** WORK TO DO **
- a) According to the podcast page on financial freedom, why should listeners define financial freedom for themselves instead of modeling it on someone else's version? Answer in one to three sentences.
- b) In the podcast page on financial freedom, what episode number does the transcript belong to?

** PASSAGE **
begin

In this episode, we discuss the importance of defining financial freedom for yourself, so you know the exact steps you need to take to get there.
We’re often asked, “How do I actually be financially free and what does that mean?”
The simple truth is this: financial freedom can mean different things to different people. And we often try to put ourselves in a box by judging ourselves against what somebody else is doing.
But that’s their definition of what being financially free is. By using someone else’s interpretation, we’re not building a roadmap that meets our personal needs.
The answer is to not try to fit your dreams into other people’s expectations, or just try to model it after somebody else. Because we believe that if you know what you’re striving for, it’s way easier to backtrack and see what steps you have to take.
So the real question we should be asking ourselves is this: What is financial freedom mean to you?
To help narrow things down, we’ll explore three ways to understand and define your own route.
Thee Ways to Define Your Finacial Freedom:
- When your passive income surpasses your lifestyle
- Determining retirement age and what retirement looks like
- Accounting for the unknowns
- Finally being in control of your money and getting rid of the debt that’s nagging you
- Being able to leave a legacy
Podcast transcript for episode 44: How to Define Financial Freedom
Nate: In this episode we will discuss how financial freedom can mean different things to different people. And the importance of defining it for yourself so that you know the exact steps you need to take to get there. She’s Holly, and she helps people find financial freedom.
Holly: He’s Nate, he makes sense out of money. This is Dollars and Nonsense, if you follow the herd you will be slaughtered.
Reading about how younger people are trying to be financially independent, or retire early, or what does that look like for them? How do I actually be financially free or independent and what does that mean? And I think that financial freedom means very different things for each person and individual, but yet we always try to put ourselves in a box of what somebody else is doing, or what society tells us we should be doing. Because that’s their definition for them of what being financially free is, instead of actually looking at and answering the question what is financial freedom mean to you?

end

[Excerpts from a layout annotation set]
begin

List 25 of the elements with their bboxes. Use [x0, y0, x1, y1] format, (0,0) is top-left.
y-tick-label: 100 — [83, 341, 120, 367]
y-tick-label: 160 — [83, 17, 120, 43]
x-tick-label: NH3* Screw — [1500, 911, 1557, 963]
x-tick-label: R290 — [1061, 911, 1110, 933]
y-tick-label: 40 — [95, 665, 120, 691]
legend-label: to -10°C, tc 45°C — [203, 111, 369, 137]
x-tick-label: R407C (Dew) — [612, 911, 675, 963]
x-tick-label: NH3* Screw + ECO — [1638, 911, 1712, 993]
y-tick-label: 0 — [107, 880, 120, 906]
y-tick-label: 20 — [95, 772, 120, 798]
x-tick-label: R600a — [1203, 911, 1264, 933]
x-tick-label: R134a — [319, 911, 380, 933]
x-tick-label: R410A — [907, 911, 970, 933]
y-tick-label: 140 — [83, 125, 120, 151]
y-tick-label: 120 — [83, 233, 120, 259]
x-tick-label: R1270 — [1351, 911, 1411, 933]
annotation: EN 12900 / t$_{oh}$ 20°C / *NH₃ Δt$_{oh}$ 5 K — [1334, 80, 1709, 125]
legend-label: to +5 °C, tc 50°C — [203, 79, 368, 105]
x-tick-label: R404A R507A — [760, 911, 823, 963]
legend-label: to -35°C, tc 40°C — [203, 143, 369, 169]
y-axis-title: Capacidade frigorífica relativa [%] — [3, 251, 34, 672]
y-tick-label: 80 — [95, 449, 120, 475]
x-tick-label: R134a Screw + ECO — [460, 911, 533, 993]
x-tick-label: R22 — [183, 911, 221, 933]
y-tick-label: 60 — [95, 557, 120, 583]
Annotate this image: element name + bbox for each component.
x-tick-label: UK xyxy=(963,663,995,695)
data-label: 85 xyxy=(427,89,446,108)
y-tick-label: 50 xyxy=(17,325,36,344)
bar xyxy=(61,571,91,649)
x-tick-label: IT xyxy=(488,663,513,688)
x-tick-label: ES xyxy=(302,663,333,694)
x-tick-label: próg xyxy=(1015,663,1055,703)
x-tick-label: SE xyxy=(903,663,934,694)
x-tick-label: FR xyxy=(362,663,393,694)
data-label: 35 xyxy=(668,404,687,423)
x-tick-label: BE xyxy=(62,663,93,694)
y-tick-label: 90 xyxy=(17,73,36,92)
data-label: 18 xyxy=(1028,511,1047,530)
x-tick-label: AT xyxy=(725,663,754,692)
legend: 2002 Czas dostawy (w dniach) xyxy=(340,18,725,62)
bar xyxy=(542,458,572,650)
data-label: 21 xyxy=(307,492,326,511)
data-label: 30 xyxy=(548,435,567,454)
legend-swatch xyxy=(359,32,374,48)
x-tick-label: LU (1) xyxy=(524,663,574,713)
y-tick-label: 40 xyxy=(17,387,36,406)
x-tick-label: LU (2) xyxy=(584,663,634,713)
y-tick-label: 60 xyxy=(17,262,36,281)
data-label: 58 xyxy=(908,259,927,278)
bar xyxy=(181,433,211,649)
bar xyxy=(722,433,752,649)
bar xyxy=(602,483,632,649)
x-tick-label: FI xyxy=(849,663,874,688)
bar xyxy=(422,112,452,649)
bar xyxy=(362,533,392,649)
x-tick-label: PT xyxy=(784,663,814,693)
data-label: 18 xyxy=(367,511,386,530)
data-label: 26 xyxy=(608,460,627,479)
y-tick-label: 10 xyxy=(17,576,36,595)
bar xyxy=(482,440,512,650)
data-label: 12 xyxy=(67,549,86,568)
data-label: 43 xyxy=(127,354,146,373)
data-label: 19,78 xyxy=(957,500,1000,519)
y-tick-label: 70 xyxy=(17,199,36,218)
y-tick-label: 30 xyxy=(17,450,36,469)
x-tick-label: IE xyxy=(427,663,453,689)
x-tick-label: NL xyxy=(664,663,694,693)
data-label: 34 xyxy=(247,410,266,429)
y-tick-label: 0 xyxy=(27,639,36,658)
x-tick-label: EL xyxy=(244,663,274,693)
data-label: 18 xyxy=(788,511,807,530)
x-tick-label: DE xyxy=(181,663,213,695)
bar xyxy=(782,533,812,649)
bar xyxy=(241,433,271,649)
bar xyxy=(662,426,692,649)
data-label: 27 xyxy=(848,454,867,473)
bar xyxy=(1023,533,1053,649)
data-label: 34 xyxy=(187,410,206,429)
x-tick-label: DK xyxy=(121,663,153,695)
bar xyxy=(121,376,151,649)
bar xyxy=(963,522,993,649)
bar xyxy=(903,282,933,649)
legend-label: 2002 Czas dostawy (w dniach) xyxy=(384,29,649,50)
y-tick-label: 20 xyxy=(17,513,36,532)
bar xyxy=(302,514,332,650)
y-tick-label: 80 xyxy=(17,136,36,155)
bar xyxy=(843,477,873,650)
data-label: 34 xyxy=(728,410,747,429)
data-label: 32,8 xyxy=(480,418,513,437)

end

** THE ANSWERS **
- a) Adopting someone else's interpretation does not produce a roadmap that meets your own needs. If you know what you're striving for, it is much easier to work backward and see the steps you have to take.

- b) Episode 44